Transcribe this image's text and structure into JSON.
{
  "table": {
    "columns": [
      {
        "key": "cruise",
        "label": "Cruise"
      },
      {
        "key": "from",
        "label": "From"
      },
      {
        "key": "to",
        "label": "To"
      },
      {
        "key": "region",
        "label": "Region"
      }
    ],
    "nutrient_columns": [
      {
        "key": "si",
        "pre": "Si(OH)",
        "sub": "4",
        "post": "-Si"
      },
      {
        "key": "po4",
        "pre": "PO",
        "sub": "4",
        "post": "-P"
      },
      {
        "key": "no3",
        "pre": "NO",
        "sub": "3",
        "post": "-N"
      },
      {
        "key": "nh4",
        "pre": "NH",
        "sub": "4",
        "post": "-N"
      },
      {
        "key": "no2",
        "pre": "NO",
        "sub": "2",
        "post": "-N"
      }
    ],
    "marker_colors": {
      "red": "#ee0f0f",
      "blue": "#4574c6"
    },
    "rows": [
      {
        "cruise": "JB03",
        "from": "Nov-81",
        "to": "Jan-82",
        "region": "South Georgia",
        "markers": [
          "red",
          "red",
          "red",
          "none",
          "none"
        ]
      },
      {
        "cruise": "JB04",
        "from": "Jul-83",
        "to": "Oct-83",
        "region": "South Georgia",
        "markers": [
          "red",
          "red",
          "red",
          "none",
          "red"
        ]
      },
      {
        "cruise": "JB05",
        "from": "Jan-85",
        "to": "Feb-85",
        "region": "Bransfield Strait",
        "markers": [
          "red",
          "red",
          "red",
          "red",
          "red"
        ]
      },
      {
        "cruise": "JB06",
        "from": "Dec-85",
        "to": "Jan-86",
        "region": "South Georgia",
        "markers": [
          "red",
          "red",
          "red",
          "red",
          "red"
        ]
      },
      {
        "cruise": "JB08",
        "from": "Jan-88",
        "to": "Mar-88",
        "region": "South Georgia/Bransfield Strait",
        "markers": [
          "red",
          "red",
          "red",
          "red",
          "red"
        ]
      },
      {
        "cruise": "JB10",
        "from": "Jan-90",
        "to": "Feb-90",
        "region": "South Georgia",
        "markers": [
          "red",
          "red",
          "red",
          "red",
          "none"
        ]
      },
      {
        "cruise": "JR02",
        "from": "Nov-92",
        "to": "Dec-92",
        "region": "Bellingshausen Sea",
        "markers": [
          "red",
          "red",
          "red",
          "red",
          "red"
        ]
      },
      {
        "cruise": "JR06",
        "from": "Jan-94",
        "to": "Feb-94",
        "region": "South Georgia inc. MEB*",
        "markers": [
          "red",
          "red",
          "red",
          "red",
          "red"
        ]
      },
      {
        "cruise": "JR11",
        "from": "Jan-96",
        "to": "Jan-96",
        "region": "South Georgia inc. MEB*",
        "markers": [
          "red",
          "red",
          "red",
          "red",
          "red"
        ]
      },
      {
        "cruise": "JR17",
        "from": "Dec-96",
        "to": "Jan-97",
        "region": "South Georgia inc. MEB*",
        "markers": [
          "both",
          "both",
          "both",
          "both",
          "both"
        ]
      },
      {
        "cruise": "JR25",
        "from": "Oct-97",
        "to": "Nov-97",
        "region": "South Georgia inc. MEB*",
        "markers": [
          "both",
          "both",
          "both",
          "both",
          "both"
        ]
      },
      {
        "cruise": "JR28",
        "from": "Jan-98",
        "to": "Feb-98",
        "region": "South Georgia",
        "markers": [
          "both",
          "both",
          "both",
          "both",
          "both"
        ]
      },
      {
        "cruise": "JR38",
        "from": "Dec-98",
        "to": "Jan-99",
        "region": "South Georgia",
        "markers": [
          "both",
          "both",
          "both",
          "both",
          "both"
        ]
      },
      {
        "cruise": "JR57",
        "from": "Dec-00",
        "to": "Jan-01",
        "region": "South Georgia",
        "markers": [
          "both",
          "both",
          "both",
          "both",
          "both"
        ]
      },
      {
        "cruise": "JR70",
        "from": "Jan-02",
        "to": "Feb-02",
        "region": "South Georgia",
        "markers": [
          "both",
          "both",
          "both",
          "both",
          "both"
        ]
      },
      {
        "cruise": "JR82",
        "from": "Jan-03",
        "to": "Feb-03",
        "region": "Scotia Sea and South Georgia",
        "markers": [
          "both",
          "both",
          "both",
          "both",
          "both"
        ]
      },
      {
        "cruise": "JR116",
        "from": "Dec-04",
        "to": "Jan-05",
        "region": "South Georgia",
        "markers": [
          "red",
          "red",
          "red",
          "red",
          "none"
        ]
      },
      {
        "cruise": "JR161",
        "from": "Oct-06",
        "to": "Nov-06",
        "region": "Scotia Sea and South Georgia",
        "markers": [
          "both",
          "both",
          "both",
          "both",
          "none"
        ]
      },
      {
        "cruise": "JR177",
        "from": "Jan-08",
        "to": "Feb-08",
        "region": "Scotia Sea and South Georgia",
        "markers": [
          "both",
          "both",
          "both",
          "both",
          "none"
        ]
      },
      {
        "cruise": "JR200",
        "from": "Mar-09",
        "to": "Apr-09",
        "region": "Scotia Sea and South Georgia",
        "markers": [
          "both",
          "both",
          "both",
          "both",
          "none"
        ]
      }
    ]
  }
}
★ ★ ★
To be done:
Repeat each entry word for word.

Complete answer:
Transcribe this image's text and structure into JSON.
{
  "table": {
    "columns": [
      {
        "key": "cruise",
        "label": "Cruise"
      },
      {
        "key": "from",
        "label": "From"
      },
      {
        "key": "to",
        "label": "To"
      },
      {
        "key": "region",
        "label": "Region"
      }
    ],
    "nutrient_columns": [
      {
        "key": "si",
        "pre": "Si(OH)",
        "sub": "4",
        "post": "-Si"
      },
      {
        "key": "po4",
        "pre": "PO",
        "sub": "4",
        "post": "-P"
      },
      {
        "key": "no3",
        "pre": "NO",
        "sub": "3",
        "post": "-N"
      },
      {
        "key": "nh4",
        "pre": "NH",
        "sub": "4",
        "post": "-N"
      },
      {
        "key": "no2",
        "pre": "NO",
        "sub": "2",
        "post": "-N"
      }
    ],
    "marker_colors": {
      "red": "#ee0f0f",
      "blue": "#4574c6"
    },
    "rows": [
      {
        "cruise": "JB03",
        "from": "Nov-81",
        "to": "Jan-82",
        "region": "South Georgia",
        "markers": [
          "red",
          "red",
          "red",
          "none",
          "none"
        ]
      },
      {
        "cruise": "JB04",
        "from": "Jul-83",
        "to": "Oct-83",
        "region": "South Georgia",
        "markers": [
          "red",
          "red",
          "red",
          "none",
          "red"
        ]
      },
      {
        "cruise": "JB05",
        "from": "Jan-85",
        "to": "Feb-85",
        "region": "Bransfield Strait",
        "markers": [
          "red",
          "red",
          "red",
          "red",
          "red"
        ]
      },
      {
        "cruise": "JB06",
        "from": "Dec-85",
        "to": "Jan-86",
        "region": "South Georgia",
        "markers": [
          "red",
          "red",
          "red",
          "red",
          "red"
        ]
      },
      {
        "cruise": "JB08",
        "from": "Jan-88",
        "to": "Mar-88",
        "region": "South Georgia/Bransfield Strait",
        "markers": [
          "red",
          "red",
          "red",
          "red",
          "red"
        ]
      },
      {
        "cruise": "JB10",
        "from": "Jan-90",
        "to": "Feb-90",
        "region": "South Georgia",
        "markers": [
          "red",
          "red",
          "red",
          "red",
          "none"
        ]
      },
      {
        "cruise": "JR02",
        "from": "Nov-92",
        "to": "Dec-92",
        "region": "Bellingshausen Sea",
        "markers": [
          "red",
          "red",
          "red",
          "red",
          "red"
        ]
      },
      {
        "cruise": "JR06",
        "from": "Jan-94",
        "to": "Feb-94",
        "region": "South Georgia inc. MEB*",
        "markers": [
          "red",
          "red",
          "red",
          "red",
          "red"
        ]
      },
      {
        "cruise": "JR11",
        "from": "Jan-96",
        "to": "Jan-96",
        "region": "South Georgia inc. MEB*",
        "markers": [
          "red",
          "red",
          "red",
          "red",
          "red"
        ]
      },
      {
        "cruise": "JR17",
        "from": "Dec-96",
        "to": "Jan-97",
        "region": "South Georgia inc. MEB*",
        "markers": [
          "both",
          "both",
          "both",
          "both",
          "both"
        ]
      },
      {
        "cruise": "JR25",
        "from": "Oct-97",
        "to": "Nov-97",
        "region": "South Georgia inc. MEB*",
        "markers": [
          "both",
          "both",
          "both",
          "both",
          "both"
        ]
      },
      {
        "cruise": "JR28",
        "from": "Jan-98",
        "to": "Feb-98",
        "region": "South Georgia",
        "markers": [
          "both",
          "both",
          "both",
          "both",
          "both"
        ]
      },
      {
        "cruise": "JR38",
        "from": "Dec-98",
        "to": "Jan-99",
        "region": "South Georgia",
        "markers": [
          "both",
          "both",
          "both",
          "both",
          "both"
        ]
      },
      {
        "cruise": "JR57",
        "from": "Dec-00",
        "to": "Jan-01",
        "region": "South Georgia",
        "markers": [
          "both",
          "both",
          "both",
          "both",
          "both"
        ]
      },
      {
        "cruise": "JR70",
        "from": "Jan-02",
        "to": "Feb-02",
        "region": "South Georgia",
        "markers": [
          "both",
          "both",
          "both",
          "both",
          "both"
        ]
      },
      {
        "cruise": "JR82",
        "from": "Jan-03",
        "to": "Feb-03",
        "region": "Scotia Sea and South Georgia",
        "markers": [
          "both",
          "both",
          "both",
          "both",
          "both"
        ]
      },
      {
        "cruise": "JR116",
        "from": "Dec-04",
        "to": "Jan-05",
        "region": "South Georgia",
        "markers": [
          "red",
          "red",
          "red",
          "red",
          "none"
        ]
      },
      {
        "cruise": "JR161",
        "from": "Oct-06",
        "to": "Nov-06",
        "region": "Scotia Sea and South Georgia",
        "markers": [
          "both",
          "both",
          "both",
          "both",
          "none"
        ]
      },
      {
        "cruise": "JR177",
        "from": "Jan-08",
        "to": "Feb-08",
        "region": "Scotia Sea and South Georgia",
        "markers": [
          "both",
          "both",
          "both",
          "both",
          "none"
        ]
      },
      {
        "cruise": "JR200",
        "from": "Mar-09",
        "to": "Apr-09",
        "region": "Scotia Sea and South Georgia",
        "markers": [
          "both",
          "both",
          "both",
          "both",
          "none"
        ]
      }
    ]
  }
}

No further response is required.